[Instruction]: Using the listing below, please gather every line containing the word "menti".

━━━━━ Given data ━━━━━

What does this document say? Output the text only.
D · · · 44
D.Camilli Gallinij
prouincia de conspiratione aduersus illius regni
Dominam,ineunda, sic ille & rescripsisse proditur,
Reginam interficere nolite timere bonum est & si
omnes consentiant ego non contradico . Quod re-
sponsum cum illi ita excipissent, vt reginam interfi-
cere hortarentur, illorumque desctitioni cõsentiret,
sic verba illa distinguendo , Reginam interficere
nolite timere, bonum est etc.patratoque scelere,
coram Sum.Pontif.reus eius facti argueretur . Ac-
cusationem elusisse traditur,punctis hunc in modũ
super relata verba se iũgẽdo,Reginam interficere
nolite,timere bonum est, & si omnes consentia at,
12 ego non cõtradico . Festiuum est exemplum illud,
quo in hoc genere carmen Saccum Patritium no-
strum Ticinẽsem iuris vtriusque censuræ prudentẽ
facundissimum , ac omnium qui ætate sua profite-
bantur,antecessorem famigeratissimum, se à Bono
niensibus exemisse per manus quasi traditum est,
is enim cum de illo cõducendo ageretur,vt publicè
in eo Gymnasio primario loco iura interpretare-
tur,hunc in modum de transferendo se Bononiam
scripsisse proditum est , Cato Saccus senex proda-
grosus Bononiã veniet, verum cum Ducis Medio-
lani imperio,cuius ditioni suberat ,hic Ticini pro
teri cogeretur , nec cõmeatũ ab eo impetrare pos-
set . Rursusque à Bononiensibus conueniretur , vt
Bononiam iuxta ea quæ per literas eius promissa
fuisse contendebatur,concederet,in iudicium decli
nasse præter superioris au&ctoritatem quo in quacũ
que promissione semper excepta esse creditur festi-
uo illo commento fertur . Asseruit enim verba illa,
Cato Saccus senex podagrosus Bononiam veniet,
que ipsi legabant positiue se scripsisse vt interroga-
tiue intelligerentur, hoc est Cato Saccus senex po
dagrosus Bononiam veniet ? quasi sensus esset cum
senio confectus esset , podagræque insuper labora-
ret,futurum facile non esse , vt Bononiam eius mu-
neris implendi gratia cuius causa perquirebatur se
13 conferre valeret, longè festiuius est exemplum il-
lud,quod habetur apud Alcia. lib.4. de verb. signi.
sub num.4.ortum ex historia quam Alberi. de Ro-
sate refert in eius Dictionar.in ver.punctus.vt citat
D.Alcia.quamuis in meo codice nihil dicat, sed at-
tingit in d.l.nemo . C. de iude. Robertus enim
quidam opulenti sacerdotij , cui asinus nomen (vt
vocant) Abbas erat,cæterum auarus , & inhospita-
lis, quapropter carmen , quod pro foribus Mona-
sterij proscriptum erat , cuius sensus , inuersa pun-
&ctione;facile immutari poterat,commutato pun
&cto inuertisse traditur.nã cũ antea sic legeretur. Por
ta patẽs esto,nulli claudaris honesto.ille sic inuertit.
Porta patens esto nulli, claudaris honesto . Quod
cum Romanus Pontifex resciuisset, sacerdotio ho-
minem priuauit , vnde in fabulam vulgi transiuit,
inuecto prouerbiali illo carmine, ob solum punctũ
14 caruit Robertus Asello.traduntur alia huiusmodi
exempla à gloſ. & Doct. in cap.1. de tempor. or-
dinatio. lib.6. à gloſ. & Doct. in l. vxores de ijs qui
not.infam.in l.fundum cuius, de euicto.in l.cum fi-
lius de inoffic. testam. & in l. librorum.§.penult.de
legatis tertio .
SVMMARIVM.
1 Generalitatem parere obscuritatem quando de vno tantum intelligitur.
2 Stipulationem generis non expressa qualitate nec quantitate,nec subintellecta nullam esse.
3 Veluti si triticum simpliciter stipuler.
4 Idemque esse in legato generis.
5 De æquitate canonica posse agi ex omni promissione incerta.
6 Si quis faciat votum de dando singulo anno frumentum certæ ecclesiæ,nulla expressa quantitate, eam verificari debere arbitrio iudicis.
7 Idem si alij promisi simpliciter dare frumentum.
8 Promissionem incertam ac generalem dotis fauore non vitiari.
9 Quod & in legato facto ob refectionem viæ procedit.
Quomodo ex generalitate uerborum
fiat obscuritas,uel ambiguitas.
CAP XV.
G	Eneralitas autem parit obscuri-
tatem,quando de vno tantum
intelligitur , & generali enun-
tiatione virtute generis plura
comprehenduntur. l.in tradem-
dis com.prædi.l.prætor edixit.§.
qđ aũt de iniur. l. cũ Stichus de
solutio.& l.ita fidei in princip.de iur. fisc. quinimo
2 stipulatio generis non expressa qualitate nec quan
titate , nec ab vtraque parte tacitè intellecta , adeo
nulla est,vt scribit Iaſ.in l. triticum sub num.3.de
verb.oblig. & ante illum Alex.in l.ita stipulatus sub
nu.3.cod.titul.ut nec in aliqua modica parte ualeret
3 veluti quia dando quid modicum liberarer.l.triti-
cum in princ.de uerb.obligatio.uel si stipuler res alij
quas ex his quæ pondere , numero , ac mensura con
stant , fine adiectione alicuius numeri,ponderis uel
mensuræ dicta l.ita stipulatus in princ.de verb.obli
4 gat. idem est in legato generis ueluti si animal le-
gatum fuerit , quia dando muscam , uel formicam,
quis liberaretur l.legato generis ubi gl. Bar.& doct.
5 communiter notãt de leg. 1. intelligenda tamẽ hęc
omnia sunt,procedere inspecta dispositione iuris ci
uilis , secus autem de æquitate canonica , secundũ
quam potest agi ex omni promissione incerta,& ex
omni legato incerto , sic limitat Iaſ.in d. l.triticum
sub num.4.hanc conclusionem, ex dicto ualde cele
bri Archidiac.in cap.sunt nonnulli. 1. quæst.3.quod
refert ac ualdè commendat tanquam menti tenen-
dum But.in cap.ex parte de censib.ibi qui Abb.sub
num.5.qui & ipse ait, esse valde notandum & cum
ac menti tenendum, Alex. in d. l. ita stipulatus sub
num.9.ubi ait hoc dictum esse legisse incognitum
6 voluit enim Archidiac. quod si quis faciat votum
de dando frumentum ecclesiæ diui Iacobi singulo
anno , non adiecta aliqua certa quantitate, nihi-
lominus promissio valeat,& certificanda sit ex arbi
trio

━━━━━

[Response to this exercise]:
refert ac ualdè commendat tanquam menti tenen-
ac menti tenendum, Alex. in d. l. ita stipulatus sub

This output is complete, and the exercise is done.